**WRITTEN EXERCISE**
Copy out the listing in full, exactly as written, but not its pictures.

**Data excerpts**
__________________________________________________

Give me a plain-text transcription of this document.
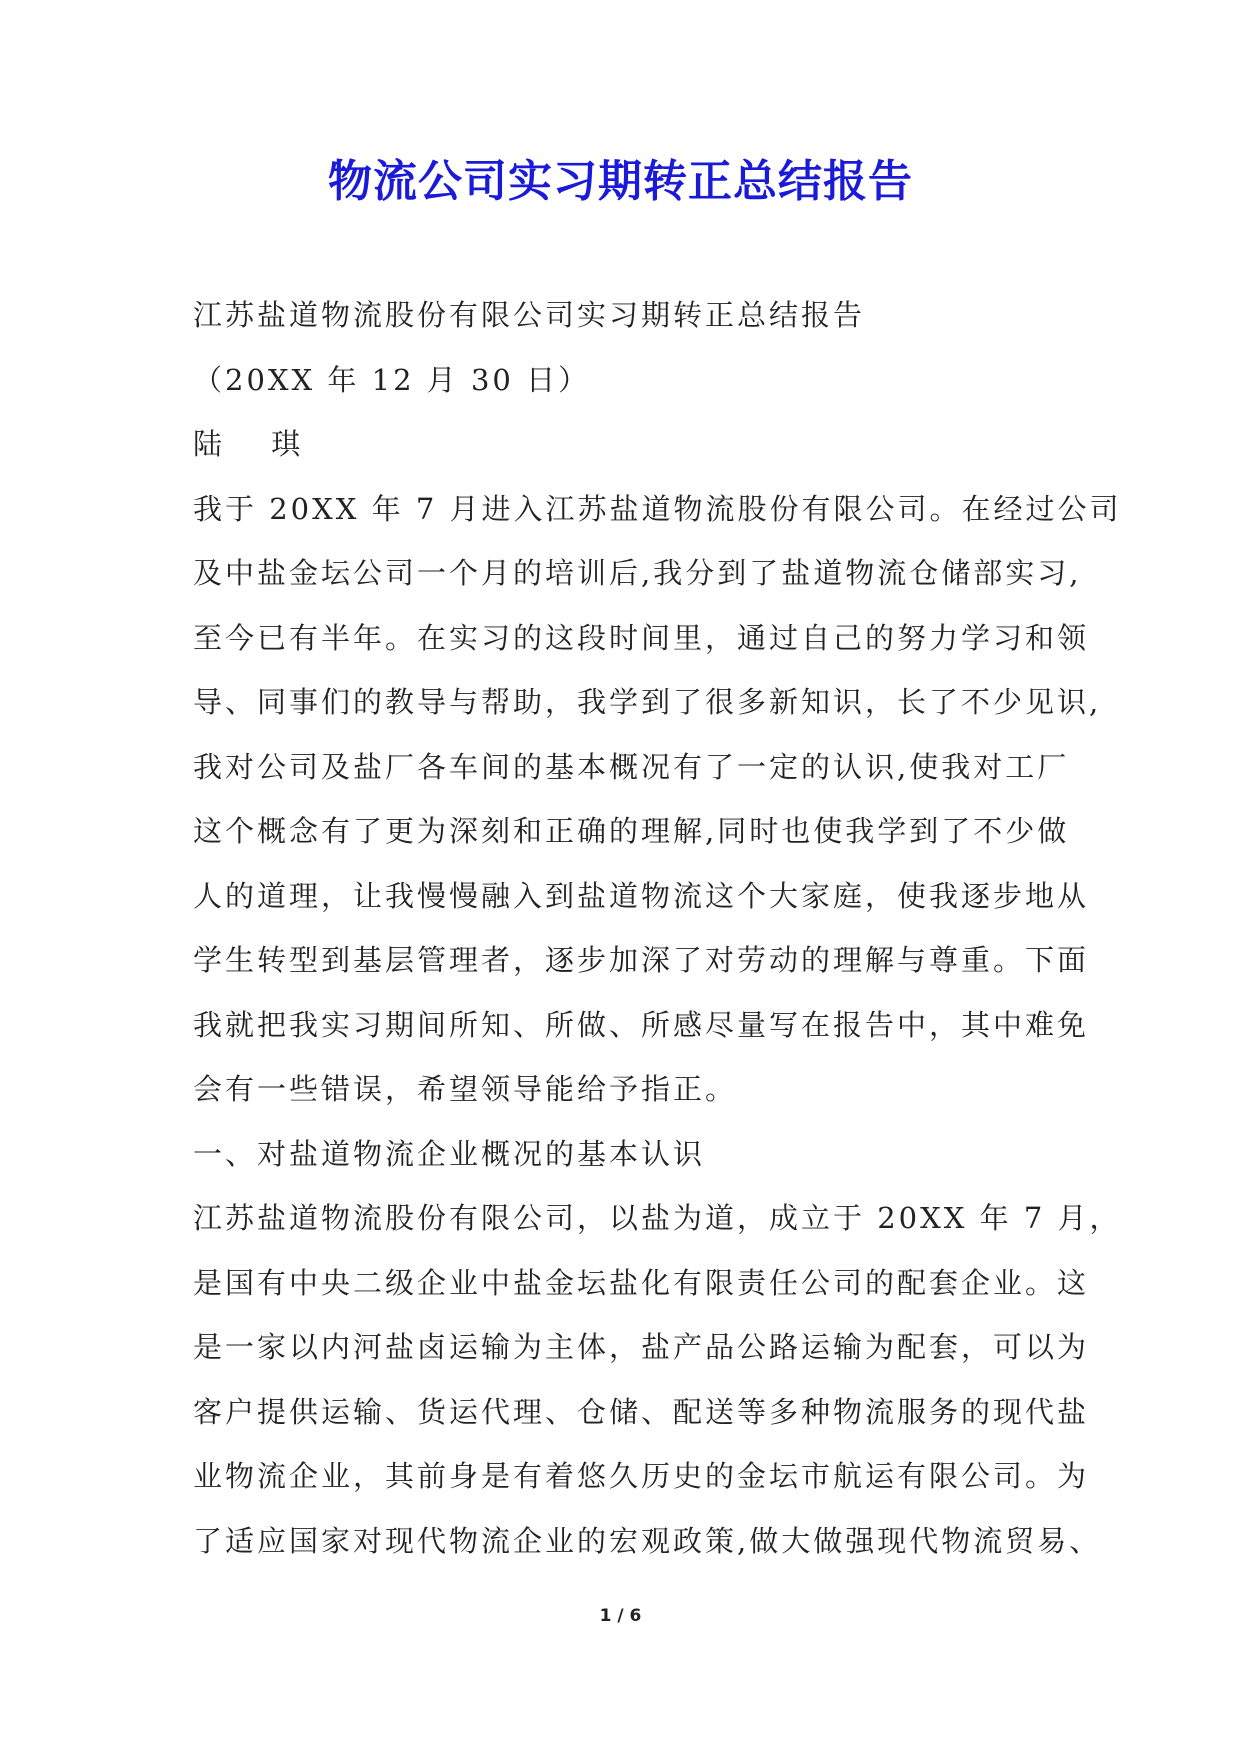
物流公司实习期转正总结报告
江苏盐道物流股份有限公司实习期转正总结报告
（20XX 年 12 月 30 日）
陆 琪
我于 20XX 年 7 月进入江苏盐道物流股份有限公司。在经过公司
及中盐金坛公司一个月的培训后,我分到了盐道物流仓储部实习,
至今已有半年。在实习的这段时间里，通过自己的努力学习和领
导、同事们的教导与帮助，我学到了很多新知识，长了不少见识,
我对公司及盐厂各车间的基本概况有了一定的认识,使我对工厂
这个概念有了更为深刻和正确的理解,同时也使我学到了不少做
人的道理，让我慢慢融入到盐道物流这个大家庭，使我逐步地从
学生转型到基层管理者，逐步加深了对劳动的理解与尊重。下面
我就把我实习期间所知、所做、所感尽量写在报告中，其中难免
会有一些错误，希望领导能给予指正。
一、对盐道物流企业概况的基本认识
江苏盐道物流股份有限公司，以盐为道，成立于 20XX 年 7 月，
是国有中央二级企业中盐金坛盐化有限责任公司的配套企业。这
是一家以内河盐卤运输为主体，盐产品公路运输为配套，可以为
客户提供运输、货运代理、仓储、配送等多种物流服务的现代盐
业物流企业，其前身是有着悠久历史的金坛市航运有限公司。为
了适应国家对现代物流企业的宏观政策,做大做强现代物流贸易、
1 / 6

__________________________________________________

**THE SOLUTION**
Give me a plain-text transcription of this document.
物流公司实习期转正总结报告
江苏盐道物流股份有限公司实习期转正总结报告
（20XX 年 12 月 30 日）
陆 琪
我于 20XX 年 7 月进入江苏盐道物流股份有限公司。在经过公司
及中盐金坛公司一个月的培训后,我分到了盐道物流仓储部实习,
至今已有半年。在实习的这段时间里，通过自己的努力学习和领
导、同事们的教导与帮助，我学到了很多新知识，长了不少见识,
我对公司及盐厂各车间的基本概况有了一定的认识,使我对工厂
这个概念有了更为深刻和正确的理解,同时也使我学到了不少做
人的道理，让我慢慢融入到盐道物流这个大家庭，使我逐步地从
学生转型到基层管理者，逐步加深了对劳动的理解与尊重。下面
我就把我实习期间所知、所做、所感尽量写在报告中，其中难免
会有一些错误，希望领导能给予指正。
一、对盐道物流企业概况的基本认识
江苏盐道物流股份有限公司，以盐为道，成立于 20XX 年 7 月，
是国有中央二级企业中盐金坛盐化有限责任公司的配套企业。这
是一家以内河盐卤运输为主体，盐产品公路运输为配套，可以为
客户提供运输、货运代理、仓储、配送等多种物流服务的现代盐
业物流企业，其前身是有着悠久历史的金坛市航运有限公司。为
了适应国家对现代物流企业的宏观政策,做大做强现代物流贸易、
1 / 6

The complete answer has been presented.